● Records from a collection of figures
-----
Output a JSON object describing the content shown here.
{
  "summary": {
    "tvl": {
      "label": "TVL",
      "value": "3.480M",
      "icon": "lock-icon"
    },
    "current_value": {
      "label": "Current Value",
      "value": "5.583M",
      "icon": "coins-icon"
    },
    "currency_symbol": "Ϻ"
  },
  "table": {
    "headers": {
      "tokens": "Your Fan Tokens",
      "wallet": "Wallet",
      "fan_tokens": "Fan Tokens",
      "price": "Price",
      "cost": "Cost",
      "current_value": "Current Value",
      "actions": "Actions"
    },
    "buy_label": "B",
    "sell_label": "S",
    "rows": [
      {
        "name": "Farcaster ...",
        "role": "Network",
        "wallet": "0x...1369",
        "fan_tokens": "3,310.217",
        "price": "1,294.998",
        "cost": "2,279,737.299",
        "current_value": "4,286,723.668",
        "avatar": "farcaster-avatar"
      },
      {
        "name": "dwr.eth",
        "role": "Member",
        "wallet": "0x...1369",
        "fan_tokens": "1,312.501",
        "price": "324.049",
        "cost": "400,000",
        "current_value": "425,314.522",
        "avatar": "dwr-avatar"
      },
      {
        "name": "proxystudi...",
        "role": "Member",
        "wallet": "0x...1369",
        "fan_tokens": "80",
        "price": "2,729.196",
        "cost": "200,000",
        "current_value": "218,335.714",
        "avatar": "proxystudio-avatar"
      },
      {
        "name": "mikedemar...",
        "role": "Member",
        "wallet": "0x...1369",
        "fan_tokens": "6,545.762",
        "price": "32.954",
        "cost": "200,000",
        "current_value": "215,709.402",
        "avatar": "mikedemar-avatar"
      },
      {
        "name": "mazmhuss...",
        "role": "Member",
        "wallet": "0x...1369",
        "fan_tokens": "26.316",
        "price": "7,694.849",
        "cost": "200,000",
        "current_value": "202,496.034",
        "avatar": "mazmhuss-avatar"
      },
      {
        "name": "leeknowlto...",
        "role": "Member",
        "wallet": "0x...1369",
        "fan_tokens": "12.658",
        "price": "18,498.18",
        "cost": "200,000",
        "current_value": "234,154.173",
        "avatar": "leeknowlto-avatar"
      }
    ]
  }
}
-----
● The task
Using the data above, print every record exactly as shown.

● Answer to the exercise
Output a JSON object describing the content shown here.
{
  "summary": {
    "tvl": {
      "label": "TVL",
      "value": "3.480M",
      "icon": "lock-icon"
    },
    "current_value": {
      "label": "Current Value",
      "value": "5.583M",
      "icon": "coins-icon"
    },
    "currency_symbol": "Ϻ"
  },
  "table": {
    "headers": {
      "tokens": "Your Fan Tokens",
      "wallet": "Wallet",
      "fan_tokens": "Fan Tokens",
      "price": "Price",
      "cost": "Cost",
      "current_value": "Current Value",
      "actions": "Actions"
    },
    "buy_label": "B",
    "sell_label": "S",
    "rows": [
      {
        "name": "Farcaster ...",
        "role": "Network",
        "wallet": "0x...1369",
        "fan_tokens": "3,310.217",
        "price": "1,294.998",
        "cost": "2,279,737.299",
        "current_value": "4,286,723.668",
        "avatar": "farcaster-avatar"
      },
      {
        "name": "dwr.eth",
        "role": "Member",
        "wallet": "0x...1369",
        "fan_tokens": "1,312.501",
        "price": "324.049",
        "cost": "400,000",
        "current_value": "425,314.522",
        "avatar": "dwr-avatar"
      },
      {
        "name": "proxystudi...",
        "role": "Member",
        "wallet": "0x...1369",
        "fan_tokens": "80",
        "price": "2,729.196",
        "cost": "200,000",
        "current_value": "218,335.714",
        "avatar": "proxystudio-avatar"
      },
      {
        "name": "mikedemar...",
        "role": "Member",
        "wallet": "0x...1369",
        "fan_tokens": "6,545.762",
        "price": "32.954",
        "cost": "200,000",
        "current_value": "215,709.402",
        "avatar": "mikedemar-avatar"
      },
      {
        "name": "mazmhuss...",
        "role": "Member",
        "wallet": "0x...1369",
        "fan_tokens": "26.316",
        "price": "7,694.849",
        "cost": "200,000",
        "current_value": "202,496.034",
        "avatar": "mazmhuss-avatar"
      },
      {
        "name": "leeknowlto...",
        "role": "Member",
        "wallet": "0x...1369",
        "fan_tokens": "12.658",
        "price": "18,498.18",
        "cost": "200,000",
        "current_value": "234,154.173",
        "avatar": "leeknowlto-avatar"
      }
    ]
  }
}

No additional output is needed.